▶ [TEXT]:
● ● ● ●

Pretty good. This guy was found face down with a o=would to the back of the head. Did someone hit him?. YOU think C-spine. YOu see a hematoma in the occipital region you think possible brain bleed and basilar skull fracture. What do you look for in a basilar skull fracture.
You are right about the brain and vitals functions on the brain stem.
IN transporting you always think airway...have an ambu bag. Oxygenation...Non re-breather. If the patient had sedation to chill hi out I would ask for a PRN to carry with in my pocket. I would also carry narcan and/or mazicon just in case everything caught up with the patient. I would have soft wrists just in case. A pulse ox and a monitor are a must.
AmyRN303, BSN, RN
732 Posts
Pretty good. This guy was found face down with a o=would to the back of the head. Did someone hit him?. YOU think C-spine. YOu see a hematoma in the occipital region you think possible brain bleed and basilar skull fracture. What do you look for in a basilar skull fracture.You are right about the brain and vitals functions on the brain stem.IN transporting you always think airway...have an ambu bag. Oxygenation...Non re-breather. If the patient had sedation to chill hi out I would ask for a PRN to carry with in my pocket. I would also carry narcan and/or mazicon just in case everything caught up with the patient. I would have soft wrists just in case. A pulse ox and a monitor are a must.
Battle's sign (raccoon bruising) and test any possible CSF for halo?
So, think through how you get this guy safely to CT and back again... could wake up and start resisting... needs the mask left in place... apparently drunk as a skunk... Needs a CT head, CT spine, CT/contrast abd/pelvis...You're the nurse... you're doing the transport... what should you be thinking about? What do you need with you? What precautions should you take?
As for transport of patient, hmm...well I would be thinking of my "what if" he gets rowdy on the table/during transport, I'm not sure what (or if there is a) protocol is for this: Are you able to take sleepytime "just in case" meds with you (since he already has a line in)?? Is restraint an option?? (I hate throwing restraint in there because it has been drilled and drilled and drilled into us that restraints are absolute last resort...plus I would think a drunk guy coming to while he's strapped down would not equate to quiet and cooperative).I would definitely have PPE stuff with me since drunk=spewing bodily fluids. Aspiration would be a concern for patient. I'd have something for him to throw up in as well.

● ● ● ●

▶ [REQUIRED TASKS]:
(A) List the scans named in the head-injury transport discussion as what the patient needs.
(B) Write what comes next in the head-injury transport discussion, picking up after its last sentence.

▶ [Dataset entries]:
● ● ● ●

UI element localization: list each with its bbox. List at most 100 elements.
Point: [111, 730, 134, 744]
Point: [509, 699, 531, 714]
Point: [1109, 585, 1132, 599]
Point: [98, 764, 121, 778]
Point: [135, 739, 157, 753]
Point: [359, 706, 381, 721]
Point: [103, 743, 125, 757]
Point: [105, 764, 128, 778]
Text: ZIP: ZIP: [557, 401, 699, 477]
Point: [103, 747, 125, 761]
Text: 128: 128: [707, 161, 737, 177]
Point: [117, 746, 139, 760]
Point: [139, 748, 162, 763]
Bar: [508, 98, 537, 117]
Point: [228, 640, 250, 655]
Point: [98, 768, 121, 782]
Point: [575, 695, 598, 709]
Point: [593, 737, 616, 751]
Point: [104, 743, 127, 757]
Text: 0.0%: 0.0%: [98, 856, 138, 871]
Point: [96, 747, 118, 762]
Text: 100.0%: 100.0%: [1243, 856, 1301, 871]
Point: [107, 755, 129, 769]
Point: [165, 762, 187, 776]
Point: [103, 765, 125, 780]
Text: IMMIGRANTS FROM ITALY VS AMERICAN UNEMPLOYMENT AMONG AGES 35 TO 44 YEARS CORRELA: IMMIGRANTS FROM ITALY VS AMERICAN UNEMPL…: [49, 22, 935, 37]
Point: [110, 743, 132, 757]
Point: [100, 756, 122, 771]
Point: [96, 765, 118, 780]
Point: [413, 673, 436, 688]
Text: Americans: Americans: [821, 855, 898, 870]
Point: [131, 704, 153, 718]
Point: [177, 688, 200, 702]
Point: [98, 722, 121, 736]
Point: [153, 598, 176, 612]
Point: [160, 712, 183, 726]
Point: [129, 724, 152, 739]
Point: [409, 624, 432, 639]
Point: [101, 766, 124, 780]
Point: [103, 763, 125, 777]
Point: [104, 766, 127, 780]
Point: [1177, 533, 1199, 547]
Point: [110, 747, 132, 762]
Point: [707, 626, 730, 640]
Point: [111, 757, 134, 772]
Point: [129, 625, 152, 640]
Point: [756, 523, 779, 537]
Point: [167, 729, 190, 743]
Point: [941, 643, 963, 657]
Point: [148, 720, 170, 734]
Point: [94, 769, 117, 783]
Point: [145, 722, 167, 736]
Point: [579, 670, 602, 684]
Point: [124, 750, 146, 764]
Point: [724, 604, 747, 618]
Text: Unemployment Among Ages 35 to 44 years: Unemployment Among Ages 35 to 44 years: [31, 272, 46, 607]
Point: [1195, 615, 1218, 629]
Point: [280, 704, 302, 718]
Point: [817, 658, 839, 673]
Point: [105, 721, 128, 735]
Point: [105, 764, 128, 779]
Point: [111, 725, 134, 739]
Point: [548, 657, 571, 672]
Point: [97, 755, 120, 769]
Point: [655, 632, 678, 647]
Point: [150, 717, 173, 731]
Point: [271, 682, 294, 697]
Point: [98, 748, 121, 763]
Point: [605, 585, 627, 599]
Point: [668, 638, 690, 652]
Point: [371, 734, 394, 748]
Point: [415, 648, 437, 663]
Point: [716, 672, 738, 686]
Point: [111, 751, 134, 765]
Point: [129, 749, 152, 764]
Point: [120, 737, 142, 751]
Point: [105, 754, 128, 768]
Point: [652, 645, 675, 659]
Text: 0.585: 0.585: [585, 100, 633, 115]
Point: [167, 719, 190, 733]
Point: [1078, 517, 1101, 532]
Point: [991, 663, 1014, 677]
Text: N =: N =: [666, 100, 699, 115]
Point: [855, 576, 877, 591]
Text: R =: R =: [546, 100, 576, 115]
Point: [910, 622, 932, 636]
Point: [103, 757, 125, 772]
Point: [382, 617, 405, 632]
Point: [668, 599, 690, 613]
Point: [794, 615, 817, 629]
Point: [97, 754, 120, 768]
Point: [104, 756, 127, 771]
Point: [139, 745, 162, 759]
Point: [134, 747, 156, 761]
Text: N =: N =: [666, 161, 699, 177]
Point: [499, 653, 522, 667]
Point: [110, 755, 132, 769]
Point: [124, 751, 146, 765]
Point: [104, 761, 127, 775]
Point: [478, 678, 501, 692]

● ● ● ●

▶ [TASK RESPONSES]:
(A)
CT head
CT spine
CT/contrast abd/pelvis

(B)
Two paramount thoughts... patient safety and getting the scan done.
Before I leave the CT suite, I prod him a bit... looks like we've got a chance of him holding still and I don't think he'll leap off the table.
Just in case though... wrist restraints... and a talk with a student accompanying me about what we're going to do if he comes up.
Also, since this drunk guy will be laying on his back in the CT suite, with limited mobility... suction connected, turned on, and right next to his face.
The patient ends up not holding still in the scanner... the doc doesn't want to give me the meds I need to put him down... the CT tech and myself play the safety card... doc wants to try a little morphine (which wasn't going to do squat)... as we're standing around waiting for pharmacy to clear the order the doc finally comes to her senses...
"Let's take him back and intubate him."... Rocuronium... the ultimate restraint.
Thanks for listening.
nurseprnRN, BSN, RN
1 Article; 5,116 Posts
This is a thread that is billed as an invitation to develop a nursing plan of assessment and care, but is almost 100% focused on medical diagnoses and assessment.
Therefore you will perhaps understand why I sit here and yell, "NURSING!!! NURSING!!!"